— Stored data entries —
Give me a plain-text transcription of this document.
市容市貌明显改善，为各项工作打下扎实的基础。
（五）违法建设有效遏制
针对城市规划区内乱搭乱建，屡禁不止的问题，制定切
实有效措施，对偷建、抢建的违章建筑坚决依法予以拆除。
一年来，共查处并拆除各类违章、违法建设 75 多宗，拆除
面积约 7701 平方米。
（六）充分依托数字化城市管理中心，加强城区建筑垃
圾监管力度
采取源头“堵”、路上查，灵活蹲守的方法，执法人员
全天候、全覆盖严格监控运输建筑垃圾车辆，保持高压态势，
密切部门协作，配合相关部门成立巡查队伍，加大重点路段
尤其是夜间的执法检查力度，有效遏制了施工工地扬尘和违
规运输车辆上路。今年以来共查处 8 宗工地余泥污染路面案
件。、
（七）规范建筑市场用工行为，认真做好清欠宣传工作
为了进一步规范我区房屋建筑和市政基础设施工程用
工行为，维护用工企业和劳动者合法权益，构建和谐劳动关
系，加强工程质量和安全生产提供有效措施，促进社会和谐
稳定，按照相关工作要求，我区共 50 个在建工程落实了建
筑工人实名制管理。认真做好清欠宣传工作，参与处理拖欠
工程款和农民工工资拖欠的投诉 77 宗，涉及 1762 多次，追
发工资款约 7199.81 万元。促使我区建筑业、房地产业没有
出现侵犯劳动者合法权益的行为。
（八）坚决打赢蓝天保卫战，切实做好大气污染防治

— What you have to do —
Copy all of the data exactly.

— Correct result —
Give me a plain-text transcription of this document.
市容市貌明显改善，为各项工作打下扎实的基础。
（五）违法建设有效遏制
针对城市规划区内乱搭乱建，屡禁不止的问题，制定切
实有效措施，对偷建、抢建的违章建筑坚决依法予以拆除。
一年来，共查处并拆除各类违章、违法建设 75 多宗，拆除
面积约 7701 平方米。
（六）充分依托数字化城市管理中心，加强城区建筑垃
圾监管力度
采取源头“堵”、路上查，灵活蹲守的方法，执法人员
全天候、全覆盖严格监控运输建筑垃圾车辆，保持高压态势，
密切部门协作，配合相关部门成立巡查队伍，加大重点路段
尤其是夜间的执法检查力度，有效遏制了施工工地扬尘和违
规运输车辆上路。今年以来共查处 8 宗工地余泥污染路面案
件。、
（七）规范建筑市场用工行为，认真做好清欠宣传工作
为了进一步规范我区房屋建筑和市政基础设施工程用
工行为，维护用工企业和劳动者合法权益，构建和谐劳动关
系，加强工程质量和安全生产提供有效措施，促进社会和谐
稳定，按照相关工作要求，我区共 50 个在建工程落实了建
筑工人实名制管理。认真做好清欠宣传工作，参与处理拖欠
工程款和农民工工资拖欠的投诉 77 宗，涉及 1762 多次，追
发工资款约 7199.81 万元。促使我区建筑业、房地产业没有
出现侵犯劳动者合法权益的行为。
（八）坚决打赢蓝天保卫战，切实做好大气污染防治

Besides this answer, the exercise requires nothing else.